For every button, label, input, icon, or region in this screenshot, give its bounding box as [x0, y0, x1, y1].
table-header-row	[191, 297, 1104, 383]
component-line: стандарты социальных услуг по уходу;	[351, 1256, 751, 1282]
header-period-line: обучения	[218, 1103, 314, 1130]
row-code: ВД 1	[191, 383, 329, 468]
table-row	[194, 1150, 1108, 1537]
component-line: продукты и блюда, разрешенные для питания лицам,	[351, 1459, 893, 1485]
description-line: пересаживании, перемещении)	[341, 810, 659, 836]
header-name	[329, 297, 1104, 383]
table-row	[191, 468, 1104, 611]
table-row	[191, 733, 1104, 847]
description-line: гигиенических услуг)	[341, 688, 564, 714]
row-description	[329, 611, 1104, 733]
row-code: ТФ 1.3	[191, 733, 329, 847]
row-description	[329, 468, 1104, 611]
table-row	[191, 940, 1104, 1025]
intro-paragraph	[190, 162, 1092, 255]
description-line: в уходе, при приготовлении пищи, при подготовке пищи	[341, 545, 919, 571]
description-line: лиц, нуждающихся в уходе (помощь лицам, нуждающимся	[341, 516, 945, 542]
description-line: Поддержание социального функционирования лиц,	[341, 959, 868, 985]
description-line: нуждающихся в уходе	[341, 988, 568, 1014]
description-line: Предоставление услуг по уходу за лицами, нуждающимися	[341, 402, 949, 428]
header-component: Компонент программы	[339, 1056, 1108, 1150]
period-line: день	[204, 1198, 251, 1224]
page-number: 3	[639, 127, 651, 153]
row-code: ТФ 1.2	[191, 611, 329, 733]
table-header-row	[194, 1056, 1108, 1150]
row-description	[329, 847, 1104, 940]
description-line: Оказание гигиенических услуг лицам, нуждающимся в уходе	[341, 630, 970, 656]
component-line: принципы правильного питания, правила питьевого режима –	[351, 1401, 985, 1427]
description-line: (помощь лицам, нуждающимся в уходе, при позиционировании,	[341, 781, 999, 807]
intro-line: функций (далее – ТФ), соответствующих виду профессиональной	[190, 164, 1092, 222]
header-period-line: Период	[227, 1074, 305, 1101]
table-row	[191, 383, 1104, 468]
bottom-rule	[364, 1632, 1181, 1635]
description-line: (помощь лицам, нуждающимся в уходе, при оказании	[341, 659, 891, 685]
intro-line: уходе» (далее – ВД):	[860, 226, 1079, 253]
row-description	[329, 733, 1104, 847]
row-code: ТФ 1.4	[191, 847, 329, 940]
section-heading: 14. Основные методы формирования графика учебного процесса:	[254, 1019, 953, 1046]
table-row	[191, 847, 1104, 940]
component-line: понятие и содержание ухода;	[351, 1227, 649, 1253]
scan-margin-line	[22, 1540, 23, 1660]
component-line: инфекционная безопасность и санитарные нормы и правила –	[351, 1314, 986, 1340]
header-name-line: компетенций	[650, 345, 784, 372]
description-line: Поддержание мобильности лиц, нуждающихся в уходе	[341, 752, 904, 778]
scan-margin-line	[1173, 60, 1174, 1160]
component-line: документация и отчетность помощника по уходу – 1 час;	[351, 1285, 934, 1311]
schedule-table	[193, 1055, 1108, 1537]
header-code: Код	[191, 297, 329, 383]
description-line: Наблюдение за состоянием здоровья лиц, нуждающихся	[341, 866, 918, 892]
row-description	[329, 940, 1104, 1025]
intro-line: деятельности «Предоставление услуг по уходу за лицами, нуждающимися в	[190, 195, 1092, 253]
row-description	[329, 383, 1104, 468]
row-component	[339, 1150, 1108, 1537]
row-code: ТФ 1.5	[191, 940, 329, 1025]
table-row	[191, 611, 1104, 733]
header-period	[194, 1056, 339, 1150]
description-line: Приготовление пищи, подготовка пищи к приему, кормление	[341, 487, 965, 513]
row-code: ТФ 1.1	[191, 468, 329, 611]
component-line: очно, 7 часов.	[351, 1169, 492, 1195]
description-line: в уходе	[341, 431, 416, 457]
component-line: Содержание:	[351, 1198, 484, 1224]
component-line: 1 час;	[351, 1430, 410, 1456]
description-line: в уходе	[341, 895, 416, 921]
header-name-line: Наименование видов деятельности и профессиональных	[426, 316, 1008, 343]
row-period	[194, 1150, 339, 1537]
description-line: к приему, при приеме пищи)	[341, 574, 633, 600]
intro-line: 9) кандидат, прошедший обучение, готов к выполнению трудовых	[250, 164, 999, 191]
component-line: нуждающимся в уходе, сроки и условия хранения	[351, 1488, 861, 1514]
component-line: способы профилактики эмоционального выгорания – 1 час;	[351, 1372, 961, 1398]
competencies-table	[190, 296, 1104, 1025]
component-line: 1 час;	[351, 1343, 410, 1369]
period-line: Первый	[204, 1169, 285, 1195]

Directions for this task:
Retype all of the rows above exactly as they appear.

Expected answer:
For every button, label, input, icon, or region in this screenshot, give its bounding box as [x0, y0, x1, y1].
table-header-row	[191, 297, 1104, 383]
component-line: стандарты социальных услуг по уходу;	[351, 1256, 751, 1282]
header-period-line: обучения	[218, 1103, 314, 1130]
row-code: ВД 1	[191, 383, 329, 468]
table-row	[194, 1150, 1108, 1537]
component-line: продукты и блюда, разрешенные для питания лицам,	[351, 1459, 893, 1485]
description-line: пересаживании, перемещении)	[341, 810, 659, 836]
header-name	[329, 297, 1104, 383]
table-row	[191, 468, 1104, 611]
table-row	[191, 733, 1104, 847]
description-line: гигиенических услуг)	[341, 688, 564, 714]
row-description	[329, 611, 1104, 733]
row-code: ТФ 1.3	[191, 733, 329, 847]
row-description	[329, 468, 1104, 611]
table-row	[191, 940, 1104, 1025]
intro-paragraph	[190, 162, 1092, 255]
description-line: в уходе, при приготовлении пищи, при подготовке пищи	[341, 545, 919, 571]
description-line: лиц, нуждающихся в уходе (помощь лицам, нуждающимся	[341, 516, 945, 542]
description-line: Поддержание социального функционирования лиц,	[341, 959, 868, 985]
description-line: нуждающихся в уходе	[341, 988, 568, 1014]
description-line: Предоставление услуг по уходу за лицами, нуждающимися	[341, 402, 949, 428]
header-component: Компонент программы	[339, 1056, 1108, 1150]
period-line: день	[204, 1198, 251, 1224]
page-number: 3	[639, 127, 651, 153]
row-code: ТФ 1.2	[191, 611, 329, 733]
table-header-row	[194, 1056, 1108, 1150]
row-description	[329, 847, 1104, 940]
description-line: Оказание гигиенических услуг лицам, нуждающимся в уходе	[341, 630, 970, 656]
component-line: принципы правильного питания, правила питьевого режима –	[351, 1401, 985, 1427]
description-line: (помощь лицам, нуждающимся в уходе, при позиционировании,	[341, 781, 999, 807]
intro-line: функций (далее – ТФ), соответствующих виду профессиональной	[190, 164, 1092, 222]
header-period-line: Период	[227, 1074, 305, 1101]
table-row	[191, 383, 1104, 468]
bottom-rule	[364, 1632, 1181, 1635]
description-line: (помощь лицам, нуждающимся в уходе, при оказании	[341, 659, 891, 685]
intro-line: уходе» (далее – ВД):	[860, 226, 1079, 253]
row-description	[329, 733, 1104, 847]
row-code: ТФ 1.4	[191, 847, 329, 940]
section-heading: 14. Основные методы формирования графика учебного процесса:	[254, 1019, 953, 1046]
table-row	[191, 847, 1104, 940]
component-line: понятие и содержание ухода;	[351, 1227, 649, 1253]
scan-margin-line	[22, 1540, 23, 1660]
component-line: инфекционная безопасность и санитарные нормы и правила –	[351, 1314, 986, 1340]
header-name-line: компетенций	[650, 345, 784, 372]
description-line: Поддержание мобильности лиц, нуждающихся в уходе	[341, 752, 904, 778]
scan-margin-line	[1173, 60, 1174, 1160]
component-line: документация и отчетность помощника по уходу – 1 час;	[351, 1285, 934, 1311]
schedule-table	[193, 1055, 1108, 1537]
header-code: Код	[191, 297, 329, 383]
description-line: Наблюдение за состоянием здоровья лиц, нуждающихся	[341, 866, 918, 892]
row-description	[329, 940, 1104, 1025]
intro-line: деятельности «Предоставление услуг по уходу за лицами, нуждающимися в	[190, 195, 1092, 253]
row-description	[329, 383, 1104, 468]
row-component	[339, 1150, 1108, 1537]
row-code: ТФ 1.5	[191, 940, 329, 1025]
table-row	[191, 611, 1104, 733]
header-period	[194, 1056, 339, 1150]
description-line: Приготовление пищи, подготовка пищи к приему, кормление	[341, 487, 965, 513]
row-code: ТФ 1.1	[191, 468, 329, 611]
component-line: очно, 7 часов.	[351, 1169, 492, 1195]
description-line: в уходе	[341, 431, 416, 457]
component-line: Содержание:	[351, 1198, 484, 1224]
component-line: 1 час;	[351, 1430, 410, 1456]
description-line: в уходе	[341, 895, 416, 921]
header-name-line: Наименование видов деятельности и профессиональных	[426, 316, 1008, 343]
row-period	[194, 1150, 339, 1537]
description-line: к приему, при приеме пищи)	[341, 574, 633, 600]
intro-line: 9) кандидат, прошедший обучение, готов к выполнению трудовых	[250, 164, 999, 191]
component-line: нуждающимся в уходе, сроки и условия хранения	[351, 1488, 861, 1514]
component-line: способы профилактики эмоционального выгорания – 1 час;	[351, 1372, 961, 1398]
competencies-table	[190, 296, 1104, 1025]
component-line: 1 час;	[351, 1343, 410, 1369]
period-line: Первый	[204, 1169, 285, 1195]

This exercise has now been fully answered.